▽
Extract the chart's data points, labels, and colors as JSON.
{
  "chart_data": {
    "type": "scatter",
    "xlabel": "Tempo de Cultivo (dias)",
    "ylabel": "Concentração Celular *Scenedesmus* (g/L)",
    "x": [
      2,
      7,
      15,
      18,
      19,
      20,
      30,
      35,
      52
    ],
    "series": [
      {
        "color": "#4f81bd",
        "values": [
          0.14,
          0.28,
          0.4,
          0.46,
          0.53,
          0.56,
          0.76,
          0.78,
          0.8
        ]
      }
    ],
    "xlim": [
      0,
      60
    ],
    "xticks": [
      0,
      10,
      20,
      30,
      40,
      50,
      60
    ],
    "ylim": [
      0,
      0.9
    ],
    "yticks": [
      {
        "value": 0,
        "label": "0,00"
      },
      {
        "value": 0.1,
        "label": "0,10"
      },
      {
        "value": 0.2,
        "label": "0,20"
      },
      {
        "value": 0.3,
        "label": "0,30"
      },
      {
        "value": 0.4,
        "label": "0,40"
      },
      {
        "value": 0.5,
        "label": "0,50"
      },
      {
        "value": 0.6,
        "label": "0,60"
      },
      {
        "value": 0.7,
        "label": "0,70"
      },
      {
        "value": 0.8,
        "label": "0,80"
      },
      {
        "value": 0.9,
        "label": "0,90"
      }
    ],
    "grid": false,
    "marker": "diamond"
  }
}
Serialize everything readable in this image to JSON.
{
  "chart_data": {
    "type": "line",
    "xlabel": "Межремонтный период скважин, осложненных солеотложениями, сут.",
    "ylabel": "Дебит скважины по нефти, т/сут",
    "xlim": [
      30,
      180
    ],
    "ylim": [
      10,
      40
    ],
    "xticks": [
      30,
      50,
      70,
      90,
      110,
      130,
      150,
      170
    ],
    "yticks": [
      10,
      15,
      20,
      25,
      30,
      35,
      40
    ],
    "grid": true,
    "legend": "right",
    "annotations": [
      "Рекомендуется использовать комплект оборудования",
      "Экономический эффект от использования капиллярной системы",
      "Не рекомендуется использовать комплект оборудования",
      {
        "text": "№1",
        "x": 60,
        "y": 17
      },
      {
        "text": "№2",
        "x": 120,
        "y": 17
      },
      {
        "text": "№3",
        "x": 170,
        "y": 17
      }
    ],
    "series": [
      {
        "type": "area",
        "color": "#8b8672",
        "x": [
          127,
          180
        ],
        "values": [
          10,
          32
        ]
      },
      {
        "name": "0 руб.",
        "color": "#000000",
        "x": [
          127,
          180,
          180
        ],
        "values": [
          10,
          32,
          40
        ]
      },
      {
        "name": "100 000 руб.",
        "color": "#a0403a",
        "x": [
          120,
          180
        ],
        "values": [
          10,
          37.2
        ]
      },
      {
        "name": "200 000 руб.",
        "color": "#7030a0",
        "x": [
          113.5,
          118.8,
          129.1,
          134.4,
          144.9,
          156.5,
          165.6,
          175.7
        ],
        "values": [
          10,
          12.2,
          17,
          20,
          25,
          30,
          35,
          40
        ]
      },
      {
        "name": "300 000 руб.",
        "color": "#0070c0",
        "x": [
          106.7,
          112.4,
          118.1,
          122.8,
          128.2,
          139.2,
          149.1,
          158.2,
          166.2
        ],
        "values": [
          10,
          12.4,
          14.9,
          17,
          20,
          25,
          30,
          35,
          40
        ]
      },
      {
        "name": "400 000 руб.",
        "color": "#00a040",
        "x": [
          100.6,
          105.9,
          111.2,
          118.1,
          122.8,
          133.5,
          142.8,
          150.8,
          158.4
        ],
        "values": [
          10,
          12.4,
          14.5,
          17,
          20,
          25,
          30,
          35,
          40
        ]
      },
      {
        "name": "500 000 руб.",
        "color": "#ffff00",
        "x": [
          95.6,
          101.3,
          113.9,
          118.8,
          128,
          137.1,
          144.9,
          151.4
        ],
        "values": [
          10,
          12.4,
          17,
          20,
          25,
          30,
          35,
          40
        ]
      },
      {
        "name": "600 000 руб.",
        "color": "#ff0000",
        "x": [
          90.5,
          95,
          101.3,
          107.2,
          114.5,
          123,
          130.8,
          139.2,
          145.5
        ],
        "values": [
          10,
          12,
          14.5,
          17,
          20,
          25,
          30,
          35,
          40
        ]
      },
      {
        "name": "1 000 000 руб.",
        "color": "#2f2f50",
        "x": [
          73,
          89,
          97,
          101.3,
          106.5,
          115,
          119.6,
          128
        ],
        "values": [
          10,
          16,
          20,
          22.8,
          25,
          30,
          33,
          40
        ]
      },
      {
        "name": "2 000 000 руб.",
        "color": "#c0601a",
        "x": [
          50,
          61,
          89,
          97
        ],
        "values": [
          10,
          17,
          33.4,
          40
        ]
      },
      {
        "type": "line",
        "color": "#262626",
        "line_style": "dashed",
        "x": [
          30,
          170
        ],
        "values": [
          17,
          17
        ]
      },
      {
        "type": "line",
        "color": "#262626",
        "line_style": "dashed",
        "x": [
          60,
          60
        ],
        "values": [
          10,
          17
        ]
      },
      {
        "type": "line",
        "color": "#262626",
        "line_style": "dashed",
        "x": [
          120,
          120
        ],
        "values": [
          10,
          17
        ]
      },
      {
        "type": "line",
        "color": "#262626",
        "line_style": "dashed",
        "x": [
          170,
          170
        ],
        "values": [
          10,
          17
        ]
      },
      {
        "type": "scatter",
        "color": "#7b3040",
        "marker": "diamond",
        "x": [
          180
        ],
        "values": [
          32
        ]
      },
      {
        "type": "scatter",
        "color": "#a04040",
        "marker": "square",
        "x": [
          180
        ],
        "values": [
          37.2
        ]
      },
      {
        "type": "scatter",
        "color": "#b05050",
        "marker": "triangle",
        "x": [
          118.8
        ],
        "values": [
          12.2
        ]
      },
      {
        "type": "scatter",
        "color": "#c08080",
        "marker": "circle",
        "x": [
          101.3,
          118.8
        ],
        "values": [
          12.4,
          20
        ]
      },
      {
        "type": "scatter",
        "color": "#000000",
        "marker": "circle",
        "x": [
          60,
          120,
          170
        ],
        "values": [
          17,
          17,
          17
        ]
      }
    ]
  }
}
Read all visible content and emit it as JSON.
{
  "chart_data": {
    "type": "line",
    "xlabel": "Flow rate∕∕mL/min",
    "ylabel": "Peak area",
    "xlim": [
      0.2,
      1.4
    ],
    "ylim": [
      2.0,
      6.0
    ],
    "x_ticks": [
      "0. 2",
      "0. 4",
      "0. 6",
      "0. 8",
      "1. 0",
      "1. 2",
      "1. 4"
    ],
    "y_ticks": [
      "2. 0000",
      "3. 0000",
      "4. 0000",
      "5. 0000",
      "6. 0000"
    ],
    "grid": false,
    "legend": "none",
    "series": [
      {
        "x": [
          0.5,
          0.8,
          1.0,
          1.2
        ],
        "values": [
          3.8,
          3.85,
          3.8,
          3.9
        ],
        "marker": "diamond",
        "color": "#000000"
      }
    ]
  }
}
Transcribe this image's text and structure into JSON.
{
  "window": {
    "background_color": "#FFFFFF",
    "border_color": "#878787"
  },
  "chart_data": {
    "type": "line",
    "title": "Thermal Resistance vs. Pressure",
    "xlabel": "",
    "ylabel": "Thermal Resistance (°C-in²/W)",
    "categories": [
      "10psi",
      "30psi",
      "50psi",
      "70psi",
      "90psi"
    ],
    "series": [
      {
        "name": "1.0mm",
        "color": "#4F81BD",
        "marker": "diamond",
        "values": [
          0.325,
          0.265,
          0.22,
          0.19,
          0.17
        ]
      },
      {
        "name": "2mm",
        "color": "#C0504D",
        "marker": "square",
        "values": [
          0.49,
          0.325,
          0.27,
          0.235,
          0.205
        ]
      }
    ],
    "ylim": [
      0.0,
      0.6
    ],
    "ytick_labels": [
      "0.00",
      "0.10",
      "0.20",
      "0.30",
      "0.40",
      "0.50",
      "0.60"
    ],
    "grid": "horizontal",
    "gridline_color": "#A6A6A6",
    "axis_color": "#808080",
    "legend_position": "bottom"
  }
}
△
## [Task requirements]
Count how many lines above contain the word "оборудования". Reply with the number alone.

## [The answer]
2